Dataset records on visual material:
━━━━━━━━━━━━━━━━━━━━
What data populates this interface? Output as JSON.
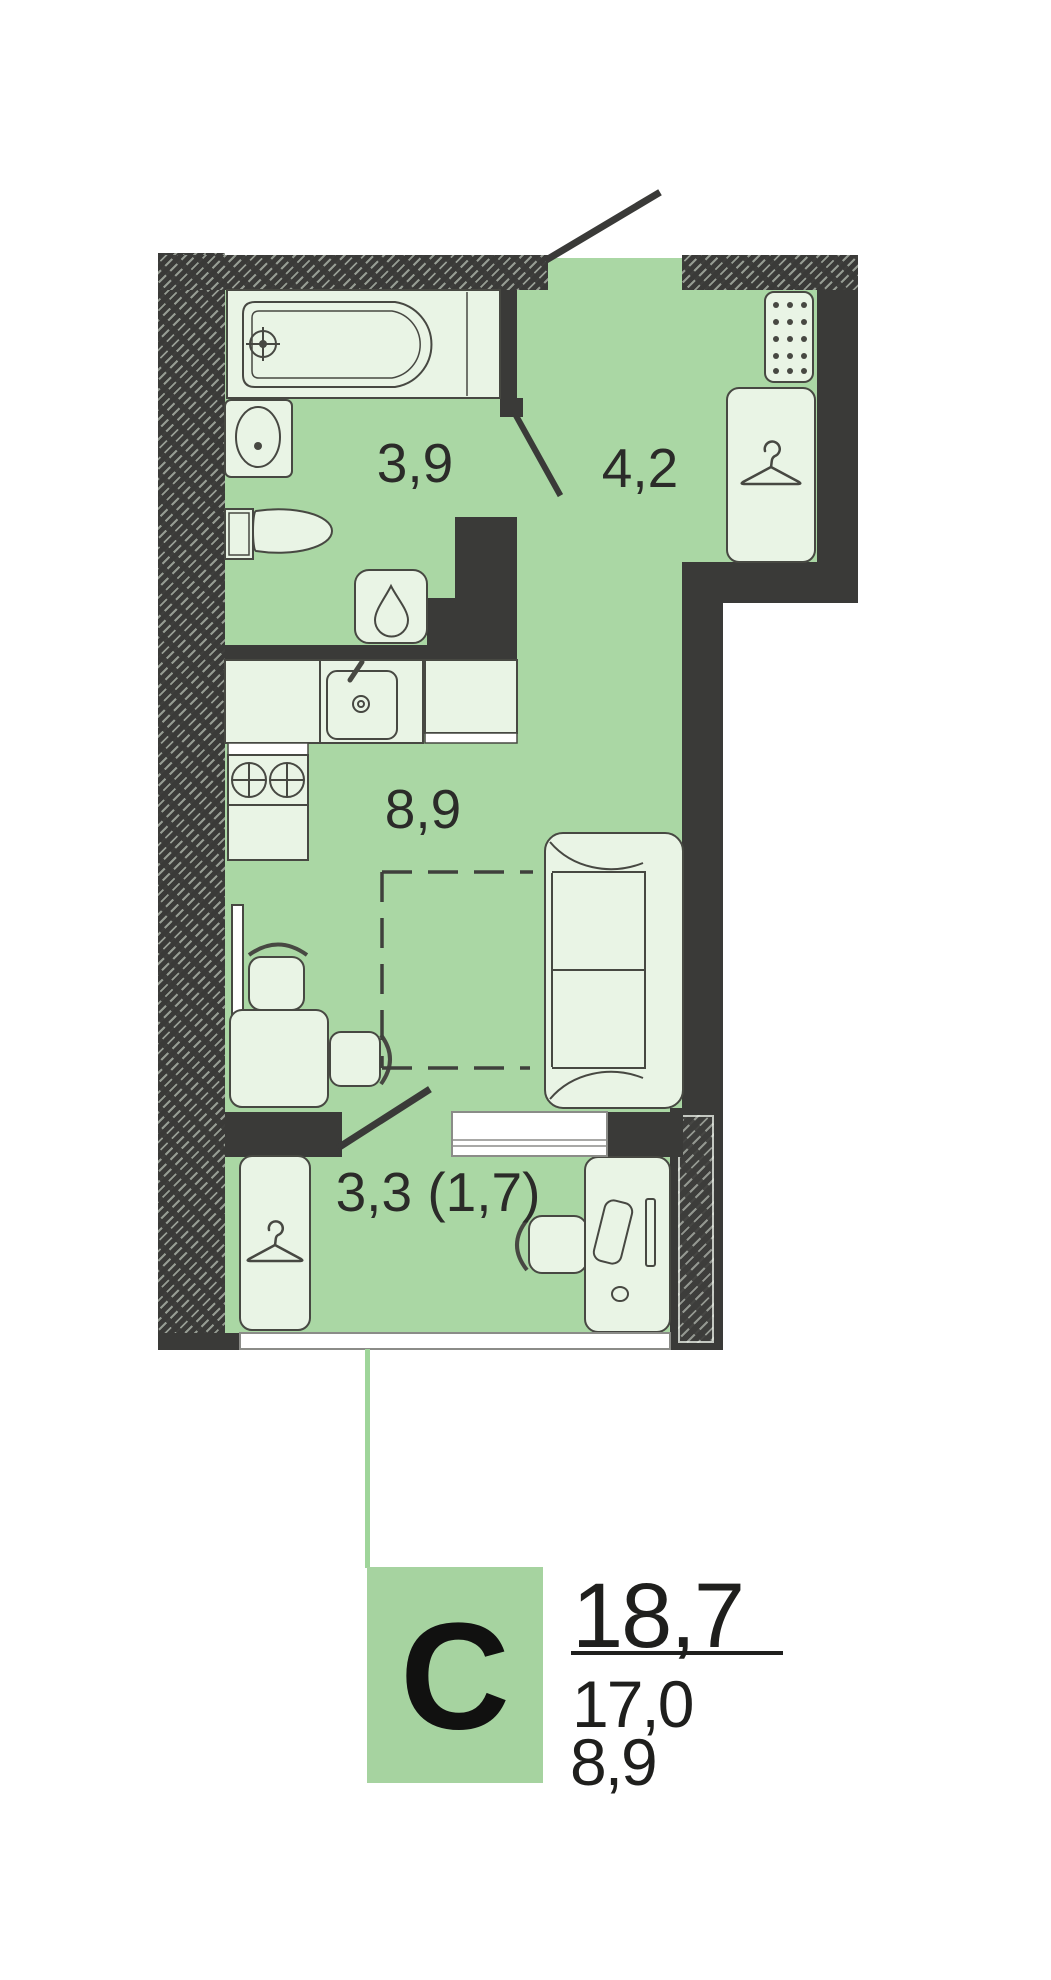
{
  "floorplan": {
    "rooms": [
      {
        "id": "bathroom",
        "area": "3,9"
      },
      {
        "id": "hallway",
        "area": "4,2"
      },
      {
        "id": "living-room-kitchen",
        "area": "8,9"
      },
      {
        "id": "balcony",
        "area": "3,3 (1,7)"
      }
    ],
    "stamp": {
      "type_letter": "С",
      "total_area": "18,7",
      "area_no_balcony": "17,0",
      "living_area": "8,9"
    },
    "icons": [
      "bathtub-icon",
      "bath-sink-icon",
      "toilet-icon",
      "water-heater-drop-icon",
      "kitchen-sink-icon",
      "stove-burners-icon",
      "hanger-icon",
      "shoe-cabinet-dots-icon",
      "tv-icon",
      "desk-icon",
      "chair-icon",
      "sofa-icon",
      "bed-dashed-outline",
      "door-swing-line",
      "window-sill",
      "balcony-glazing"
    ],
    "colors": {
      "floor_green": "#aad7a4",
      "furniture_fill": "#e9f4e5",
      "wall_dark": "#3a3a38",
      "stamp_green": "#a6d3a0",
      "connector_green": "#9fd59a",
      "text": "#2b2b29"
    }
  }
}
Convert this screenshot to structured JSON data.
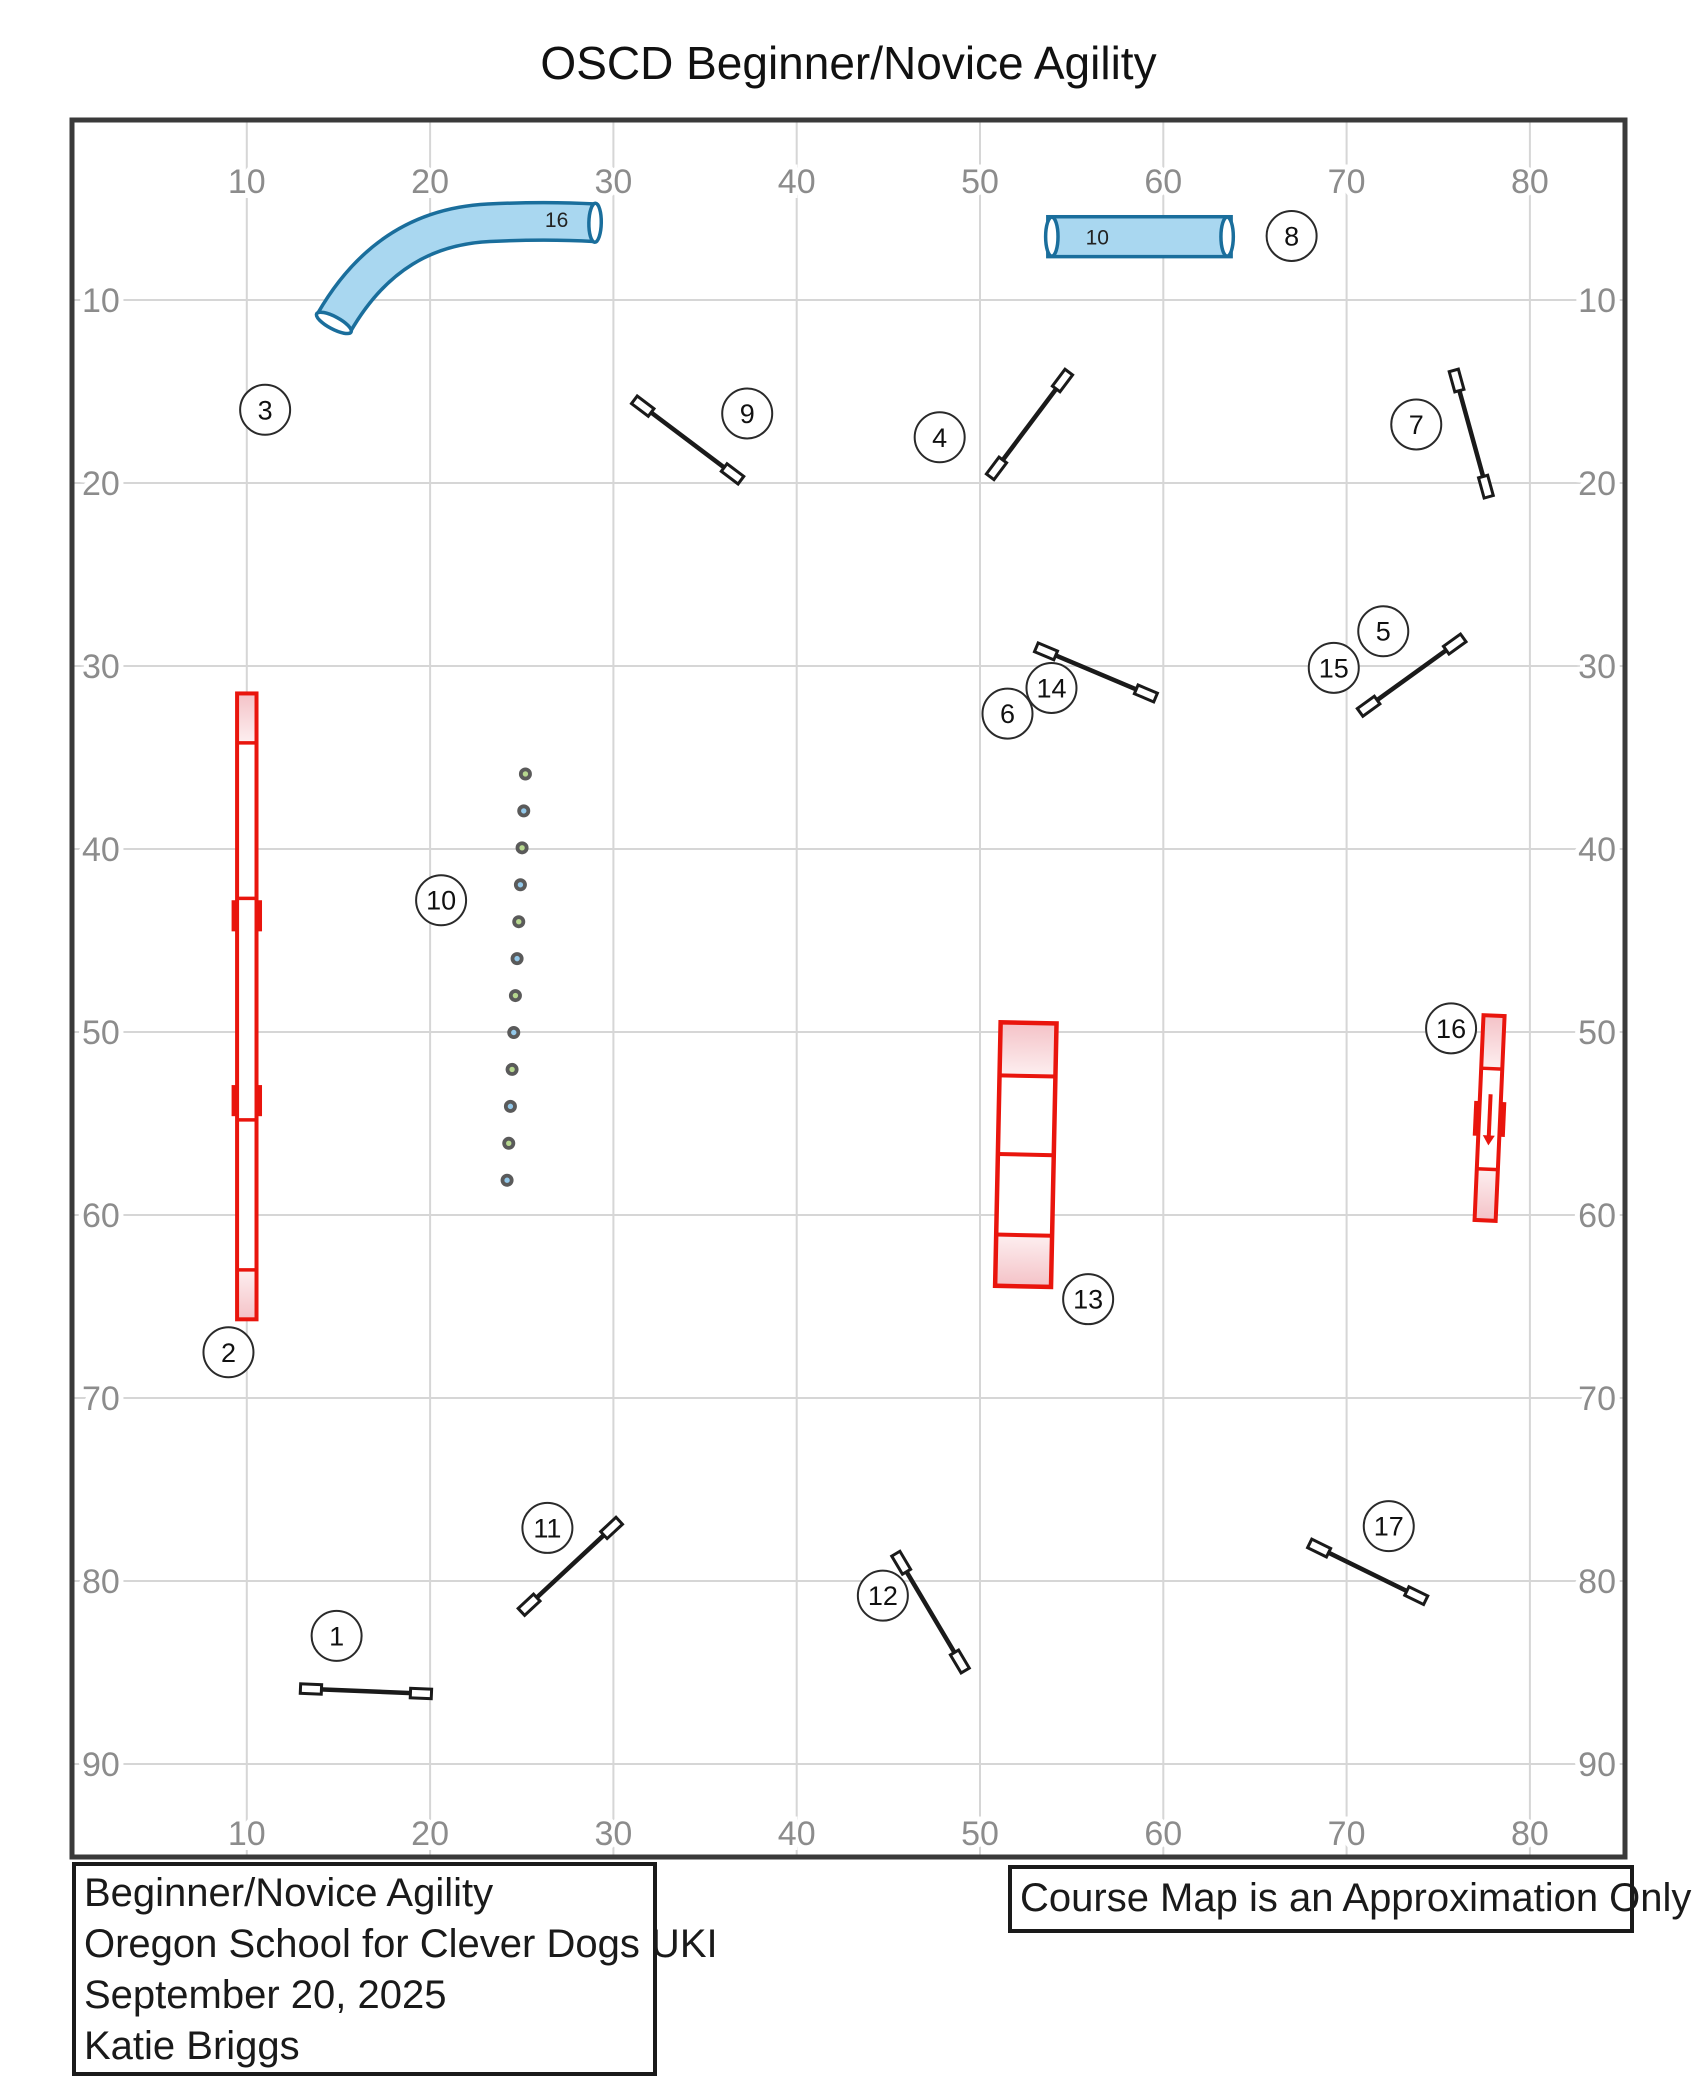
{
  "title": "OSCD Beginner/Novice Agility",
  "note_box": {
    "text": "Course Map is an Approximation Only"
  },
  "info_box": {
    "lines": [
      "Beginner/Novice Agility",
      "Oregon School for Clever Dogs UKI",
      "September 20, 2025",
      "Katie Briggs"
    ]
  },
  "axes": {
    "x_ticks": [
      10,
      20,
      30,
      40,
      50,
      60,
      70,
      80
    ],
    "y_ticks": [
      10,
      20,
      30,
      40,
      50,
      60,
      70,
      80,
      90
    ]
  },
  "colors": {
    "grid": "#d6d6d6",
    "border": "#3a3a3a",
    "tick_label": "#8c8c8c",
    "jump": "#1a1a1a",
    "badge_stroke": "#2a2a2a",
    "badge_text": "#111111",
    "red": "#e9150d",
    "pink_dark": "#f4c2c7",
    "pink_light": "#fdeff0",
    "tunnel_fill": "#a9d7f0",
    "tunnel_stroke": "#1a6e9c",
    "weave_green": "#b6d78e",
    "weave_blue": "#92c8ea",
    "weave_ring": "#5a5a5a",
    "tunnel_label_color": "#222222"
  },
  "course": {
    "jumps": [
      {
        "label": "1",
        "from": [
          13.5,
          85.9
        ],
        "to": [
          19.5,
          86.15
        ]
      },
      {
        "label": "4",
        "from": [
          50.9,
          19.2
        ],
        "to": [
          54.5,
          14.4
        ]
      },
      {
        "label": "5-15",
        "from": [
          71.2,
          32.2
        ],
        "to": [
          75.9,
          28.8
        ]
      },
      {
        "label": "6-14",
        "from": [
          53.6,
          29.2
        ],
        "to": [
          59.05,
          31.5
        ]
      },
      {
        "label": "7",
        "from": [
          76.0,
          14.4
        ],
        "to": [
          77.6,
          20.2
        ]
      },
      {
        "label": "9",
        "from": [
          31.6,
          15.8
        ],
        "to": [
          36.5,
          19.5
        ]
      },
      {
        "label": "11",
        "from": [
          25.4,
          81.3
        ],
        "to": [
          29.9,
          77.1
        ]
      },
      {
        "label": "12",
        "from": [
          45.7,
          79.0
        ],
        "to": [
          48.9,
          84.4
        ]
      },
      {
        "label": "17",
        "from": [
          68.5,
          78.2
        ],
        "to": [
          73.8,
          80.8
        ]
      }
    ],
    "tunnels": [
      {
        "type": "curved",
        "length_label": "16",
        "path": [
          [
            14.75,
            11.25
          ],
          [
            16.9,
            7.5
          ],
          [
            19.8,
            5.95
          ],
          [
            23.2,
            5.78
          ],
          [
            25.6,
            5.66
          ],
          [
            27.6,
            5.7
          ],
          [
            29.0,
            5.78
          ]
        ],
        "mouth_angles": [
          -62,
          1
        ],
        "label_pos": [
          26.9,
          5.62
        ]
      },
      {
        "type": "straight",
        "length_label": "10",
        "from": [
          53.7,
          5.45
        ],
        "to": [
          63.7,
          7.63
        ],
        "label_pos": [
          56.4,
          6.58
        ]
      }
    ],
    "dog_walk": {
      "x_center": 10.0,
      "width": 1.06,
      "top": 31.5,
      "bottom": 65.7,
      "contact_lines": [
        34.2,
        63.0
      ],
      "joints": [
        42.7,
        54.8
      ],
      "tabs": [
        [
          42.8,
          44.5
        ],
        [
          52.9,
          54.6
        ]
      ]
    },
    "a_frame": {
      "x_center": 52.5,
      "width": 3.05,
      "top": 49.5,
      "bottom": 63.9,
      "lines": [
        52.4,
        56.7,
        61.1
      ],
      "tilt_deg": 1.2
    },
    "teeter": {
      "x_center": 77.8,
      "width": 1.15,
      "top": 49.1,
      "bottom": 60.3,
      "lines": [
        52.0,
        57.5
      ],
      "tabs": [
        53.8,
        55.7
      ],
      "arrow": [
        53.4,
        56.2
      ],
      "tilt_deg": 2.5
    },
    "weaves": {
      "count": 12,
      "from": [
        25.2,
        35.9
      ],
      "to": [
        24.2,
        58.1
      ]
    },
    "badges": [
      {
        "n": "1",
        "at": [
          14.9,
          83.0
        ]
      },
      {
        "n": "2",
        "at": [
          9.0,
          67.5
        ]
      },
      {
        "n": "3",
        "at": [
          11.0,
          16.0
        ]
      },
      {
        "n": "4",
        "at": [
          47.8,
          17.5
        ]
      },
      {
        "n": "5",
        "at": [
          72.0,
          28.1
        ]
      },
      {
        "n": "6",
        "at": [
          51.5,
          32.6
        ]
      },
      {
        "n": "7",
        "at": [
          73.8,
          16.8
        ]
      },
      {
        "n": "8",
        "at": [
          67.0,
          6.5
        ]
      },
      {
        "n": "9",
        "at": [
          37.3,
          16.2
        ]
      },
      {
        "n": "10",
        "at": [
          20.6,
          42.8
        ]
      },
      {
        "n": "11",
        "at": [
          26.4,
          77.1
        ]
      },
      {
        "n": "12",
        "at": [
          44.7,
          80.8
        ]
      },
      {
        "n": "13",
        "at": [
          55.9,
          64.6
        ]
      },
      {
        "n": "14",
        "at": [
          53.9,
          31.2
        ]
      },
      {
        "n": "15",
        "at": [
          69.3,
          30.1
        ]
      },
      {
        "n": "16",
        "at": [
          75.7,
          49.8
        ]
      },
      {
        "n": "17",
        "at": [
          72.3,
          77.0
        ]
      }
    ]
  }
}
━━━━━━━━━━━━━━━━━━━━
Written instruction - Pictures are to be left out; repeat all the remaining data exactly.

Task solution -
What data populates this interface? Output as JSON.
{
  "floorplan": {
    "rooms": [
      {
        "id": "bathroom",
        "area": "3,9"
      },
      {
        "id": "hallway",
        "area": "4,2"
      },
      {
        "id": "living-room-kitchen",
        "area": "8,9"
      },
      {
        "id": "balcony",
        "area": "3,3 (1,7)"
      }
    ],
    "stamp": {
      "type_letter": "С",
      "total_area": "18,7",
      "area_no_balcony": "17,0",
      "living_area": "8,9"
    },
    "icons": [
      "bathtub-icon",
      "bath-sink-icon",
      "toilet-icon",
      "water-heater-drop-icon",
      "kitchen-sink-icon",
      "stove-burners-icon",
      "hanger-icon",
      "shoe-cabinet-dots-icon",
      "tv-icon",
      "desk-icon",
      "chair-icon",
      "sofa-icon",
      "bed-dashed-outline",
      "door-swing-line",
      "window-sill",
      "balcony-glazing"
    ],
    "colors": {
      "floor_green": "#aad7a4",
      "furniture_fill": "#e9f4e5",
      "wall_dark": "#3a3a38",
      "stamp_green": "#a6d3a0",
      "connector_green": "#9fd59a",
      "text": "#2b2b29"
    }
  }
}
Convert this screenshot to structured JSON data.
{
  "title": "OSCD Beginner/Novice Agility",
  "note_box": {
    "text": "Course Map is an Approximation Only"
  },
  "info_box": {
    "lines": [
      "Beginner/Novice Agility",
      "Oregon School for Clever Dogs UKI",
      "September 20, 2025",
      "Katie Briggs"
    ]
  },
  "axes": {
    "x_ticks": [
      10,
      20,
      30,
      40,
      50,
      60,
      70,
      80
    ],
    "y_ticks": [
      10,
      20,
      30,
      40,
      50,
      60,
      70,
      80,
      90
    ]
  },
  "colors": {
    "grid": "#d6d6d6",
    "border": "#3a3a3a",
    "tick_label": "#8c8c8c",
    "jump": "#1a1a1a",
    "badge_stroke": "#2a2a2a",
    "badge_text": "#111111",
    "red": "#e9150d",
    "pink_dark": "#f4c2c7",
    "pink_light": "#fdeff0",
    "tunnel_fill": "#a9d7f0",
    "tunnel_stroke": "#1a6e9c",
    "weave_green": "#b6d78e",
    "weave_blue": "#92c8ea",
    "weave_ring": "#5a5a5a",
    "tunnel_label_color": "#222222"
  },
  "course": {
    "jumps": [
      {
        "label": "1",
        "from": [
          13.5,
          85.9
        ],
        "to": [
          19.5,
          86.15
        ]
      },
      {
        "label": "4",
        "from": [
          50.9,
          19.2
        ],
        "to": [
          54.5,
          14.4
        ]
      },
      {
        "label": "5-15",
        "from": [
          71.2,
          32.2
        ],
        "to": [
          75.9,
          28.8
        ]
      },
      {
        "label": "6-14",
        "from": [
          53.6,
          29.2
        ],
        "to": [
          59.05,
          31.5
        ]
      },
      {
        "label": "7",
        "from": [
          76.0,
          14.4
        ],
        "to": [
          77.6,
          20.2
        ]
      },
      {
        "label": "9",
        "from": [
          31.6,
          15.8
        ],
        "to": [
          36.5,
          19.5
        ]
      },
      {
        "label": "11",
        "from": [
          25.4,
          81.3
        ],
        "to": [
          29.9,
          77.1
        ]
      },
      {
        "label": "12",
        "from": [
          45.7,
          79.0
        ],
        "to": [
          48.9,
          84.4
        ]
      },
      {
        "label": "17",
        "from": [
          68.5,
          78.2
        ],
        "to": [
          73.8,
          80.8
        ]
      }
    ],
    "tunnels": [
      {
        "type": "curved",
        "length_label": "16",
        "path": [
          [
            14.75,
            11.25
          ],
          [
            16.9,
            7.5
          ],
          [
            19.8,
            5.95
          ],
          [
            23.2,
            5.78
          ],
          [
            25.6,
            5.66
          ],
          [
            27.6,
            5.7
          ],
          [
            29.0,
            5.78
          ]
        ],
        "mouth_angles": [
          -62,
          1
        ],
        "label_pos": [
          26.9,
          5.62
        ]
      },
      {
        "type": "straight",
        "length_label": "10",
        "from": [
          53.7,
          5.45
        ],
        "to": [
          63.7,
          7.63
        ],
        "label_pos": [
          56.4,
          6.58
        ]
      }
    ],
    "dog_walk": {
      "x_center": 10.0,
      "width": 1.06,
      "top": 31.5,
      "bottom": 65.7,
      "contact_lines": [
        34.2,
        63.0
      ],
      "joints": [
        42.7,
        54.8
      ],
      "tabs": [
        [
          42.8,
          44.5
        ],
        [
          52.9,
          54.6
        ]
      ]
    },
    "a_frame": {
      "x_center": 52.5,
      "width": 3.05,
      "top": 49.5,
      "bottom": 63.9,
      "lines": [
        52.4,
        56.7,
        61.1
      ],
      "tilt_deg": 1.2
    },
    "teeter": {
      "x_center": 77.8,
      "width": 1.15,
      "top": 49.1,
      "bottom": 60.3,
      "lines": [
        52.0,
        57.5
      ],
      "tabs": [
        53.8,
        55.7
      ],
      "arrow": [
        53.4,
        56.2
      ],
      "tilt_deg": 2.5
    },
    "weaves": {
      "count": 12,
      "from": [
        25.2,
        35.9
      ],
      "to": [
        24.2,
        58.1
      ]
    },
    "badges": [
      {
        "n": "1",
        "at": [
          14.9,
          83.0
        ]
      },
      {
        "n": "2",
        "at": [
          9.0,
          67.5
        ]
      },
      {
        "n": "3",
        "at": [
          11.0,
          16.0
        ]
      },
      {
        "n": "4",
        "at": [
          47.8,
          17.5
        ]
      },
      {
        "n": "5",
        "at": [
          72.0,
          28.1
        ]
      },
      {
        "n": "6",
        "at": [
          51.5,
          32.6
        ]
      },
      {
        "n": "7",
        "at": [
          73.8,
          16.8
        ]
      },
      {
        "n": "8",
        "at": [
          67.0,
          6.5
        ]
      },
      {
        "n": "9",
        "at": [
          37.3,
          16.2
        ]
      },
      {
        "n": "10",
        "at": [
          20.6,
          42.8
        ]
      },
      {
        "n": "11",
        "at": [
          26.4,
          77.1
        ]
      },
      {
        "n": "12",
        "at": [
          44.7,
          80.8
        ]
      },
      {
        "n": "13",
        "at": [
          55.9,
          64.6
        ]
      },
      {
        "n": "14",
        "at": [
          53.9,
          31.2
        ]
      },
      {
        "n": "15",
        "at": [
          69.3,
          30.1
        ]
      },
      {
        "n": "16",
        "at": [
          75.7,
          49.8
        ]
      },
      {
        "n": "17",
        "at": [
          72.3,
          77.0
        ]
      }
    ]
  }
}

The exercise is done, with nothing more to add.